Data entries for graphics
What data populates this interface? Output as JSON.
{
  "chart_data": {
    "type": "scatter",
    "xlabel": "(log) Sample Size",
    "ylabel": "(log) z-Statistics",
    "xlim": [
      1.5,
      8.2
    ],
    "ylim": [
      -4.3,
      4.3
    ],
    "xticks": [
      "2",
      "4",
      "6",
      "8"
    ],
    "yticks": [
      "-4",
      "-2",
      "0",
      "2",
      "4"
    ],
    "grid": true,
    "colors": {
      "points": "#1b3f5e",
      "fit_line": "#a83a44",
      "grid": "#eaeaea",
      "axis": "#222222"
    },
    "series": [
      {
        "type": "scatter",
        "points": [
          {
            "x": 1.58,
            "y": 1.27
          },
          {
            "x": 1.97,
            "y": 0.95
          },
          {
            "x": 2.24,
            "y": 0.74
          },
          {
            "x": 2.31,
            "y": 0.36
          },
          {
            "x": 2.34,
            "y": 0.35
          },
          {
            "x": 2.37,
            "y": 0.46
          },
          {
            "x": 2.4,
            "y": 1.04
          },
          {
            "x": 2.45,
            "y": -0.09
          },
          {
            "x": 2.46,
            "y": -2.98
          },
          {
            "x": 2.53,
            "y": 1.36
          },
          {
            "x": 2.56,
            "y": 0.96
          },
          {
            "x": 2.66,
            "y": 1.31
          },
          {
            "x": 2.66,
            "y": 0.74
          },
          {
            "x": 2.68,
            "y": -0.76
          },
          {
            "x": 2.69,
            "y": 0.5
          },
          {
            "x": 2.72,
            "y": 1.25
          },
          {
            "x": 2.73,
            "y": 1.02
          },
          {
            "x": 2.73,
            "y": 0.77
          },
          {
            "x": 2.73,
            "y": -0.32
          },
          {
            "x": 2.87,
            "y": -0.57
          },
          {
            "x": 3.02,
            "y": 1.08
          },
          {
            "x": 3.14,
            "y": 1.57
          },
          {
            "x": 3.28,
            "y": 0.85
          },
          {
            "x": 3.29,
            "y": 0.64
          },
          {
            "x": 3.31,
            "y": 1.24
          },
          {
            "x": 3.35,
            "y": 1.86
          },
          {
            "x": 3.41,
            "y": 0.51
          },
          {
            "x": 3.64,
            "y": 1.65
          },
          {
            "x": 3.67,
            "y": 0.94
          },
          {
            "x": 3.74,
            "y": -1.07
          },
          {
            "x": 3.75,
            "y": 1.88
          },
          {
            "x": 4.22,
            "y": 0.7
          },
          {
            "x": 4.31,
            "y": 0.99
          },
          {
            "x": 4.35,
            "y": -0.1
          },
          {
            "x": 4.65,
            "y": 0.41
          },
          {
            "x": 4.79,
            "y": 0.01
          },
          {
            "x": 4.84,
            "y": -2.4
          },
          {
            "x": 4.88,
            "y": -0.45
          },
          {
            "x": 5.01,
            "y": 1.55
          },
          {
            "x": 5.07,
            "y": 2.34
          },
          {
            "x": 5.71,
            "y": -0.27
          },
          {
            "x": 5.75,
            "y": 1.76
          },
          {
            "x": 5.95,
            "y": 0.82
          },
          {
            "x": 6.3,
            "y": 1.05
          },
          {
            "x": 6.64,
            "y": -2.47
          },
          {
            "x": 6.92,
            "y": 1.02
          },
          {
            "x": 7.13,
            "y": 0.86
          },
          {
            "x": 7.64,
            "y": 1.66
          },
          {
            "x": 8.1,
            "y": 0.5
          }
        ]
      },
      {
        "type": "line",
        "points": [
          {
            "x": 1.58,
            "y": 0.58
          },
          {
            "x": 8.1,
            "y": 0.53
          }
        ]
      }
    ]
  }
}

Goal:
Output the records above in their entirety, exactly.

Result of the task:
What data populates this interface? Output as JSON.
{
  "chart_data": {
    "type": "scatter",
    "xlabel": "(log) Sample Size",
    "ylabel": "(log) z-Statistics",
    "xlim": [
      1.5,
      8.2
    ],
    "ylim": [
      -4.3,
      4.3
    ],
    "xticks": [
      "2",
      "4",
      "6",
      "8"
    ],
    "yticks": [
      "-4",
      "-2",
      "0",
      "2",
      "4"
    ],
    "grid": true,
    "colors": {
      "points": "#1b3f5e",
      "fit_line": "#a83a44",
      "grid": "#eaeaea",
      "axis": "#222222"
    },
    "series": [
      {
        "type": "scatter",
        "points": [
          {
            "x": 1.58,
            "y": 1.27
          },
          {
            "x": 1.97,
            "y": 0.95
          },
          {
            "x": 2.24,
            "y": 0.74
          },
          {
            "x": 2.31,
            "y": 0.36
          },
          {
            "x": 2.34,
            "y": 0.35
          },
          {
            "x": 2.37,
            "y": 0.46
          },
          {
            "x": 2.4,
            "y": 1.04
          },
          {
            "x": 2.45,
            "y": -0.09
          },
          {
            "x": 2.46,
            "y": -2.98
          },
          {
            "x": 2.53,
            "y": 1.36
          },
          {
            "x": 2.56,
            "y": 0.96
          },
          {
            "x": 2.66,
            "y": 1.31
          },
          {
            "x": 2.66,
            "y": 0.74
          },
          {
            "x": 2.68,
            "y": -0.76
          },
          {
            "x": 2.69,
            "y": 0.5
          },
          {
            "x": 2.72,
            "y": 1.25
          },
          {
            "x": 2.73,
            "y": 1.02
          },
          {
            "x": 2.73,
            "y": 0.77
          },
          {
            "x": 2.73,
            "y": -0.32
          },
          {
            "x": 2.87,
            "y": -0.57
          },
          {
            "x": 3.02,
            "y": 1.08
          },
          {
            "x": 3.14,
            "y": 1.57
          },
          {
            "x": 3.28,
            "y": 0.85
          },
          {
            "x": 3.29,
            "y": 0.64
          },
          {
            "x": 3.31,
            "y": 1.24
          },
          {
            "x": 3.35,
            "y": 1.86
          },
          {
            "x": 3.41,
            "y": 0.51
          },
          {
            "x": 3.64,
            "y": 1.65
          },
          {
            "x": 3.67,
            "y": 0.94
          },
          {
            "x": 3.74,
            "y": -1.07
          },
          {
            "x": 3.75,
            "y": 1.88
          },
          {
            "x": 4.22,
            "y": 0.7
          },
          {
            "x": 4.31,
            "y": 0.99
          },
          {
            "x": 4.35,
            "y": -0.1
          },
          {
            "x": 4.65,
            "y": 0.41
          },
          {
            "x": 4.79,
            "y": 0.01
          },
          {
            "x": 4.84,
            "y": -2.4
          },
          {
            "x": 4.88,
            "y": -0.45
          },
          {
            "x": 5.01,
            "y": 1.55
          },
          {
            "x": 5.07,
            "y": 2.34
          },
          {
            "x": 5.71,
            "y": -0.27
          },
          {
            "x": 5.75,
            "y": 1.76
          },
          {
            "x": 5.95,
            "y": 0.82
          },
          {
            "x": 6.3,
            "y": 1.05
          },
          {
            "x": 6.64,
            "y": -2.47
          },
          {
            "x": 6.92,
            "y": 1.02
          },
          {
            "x": 7.13,
            "y": 0.86
          },
          {
            "x": 7.64,
            "y": 1.66
          },
          {
            "x": 8.1,
            "y": 0.5
          }
        ]
      },
      {
        "type": "line",
        "points": [
          {
            "x": 1.58,
            "y": 0.58
          },
          {
            "x": 8.1,
            "y": 0.53
          }
        ]
      }
    ]
  }
}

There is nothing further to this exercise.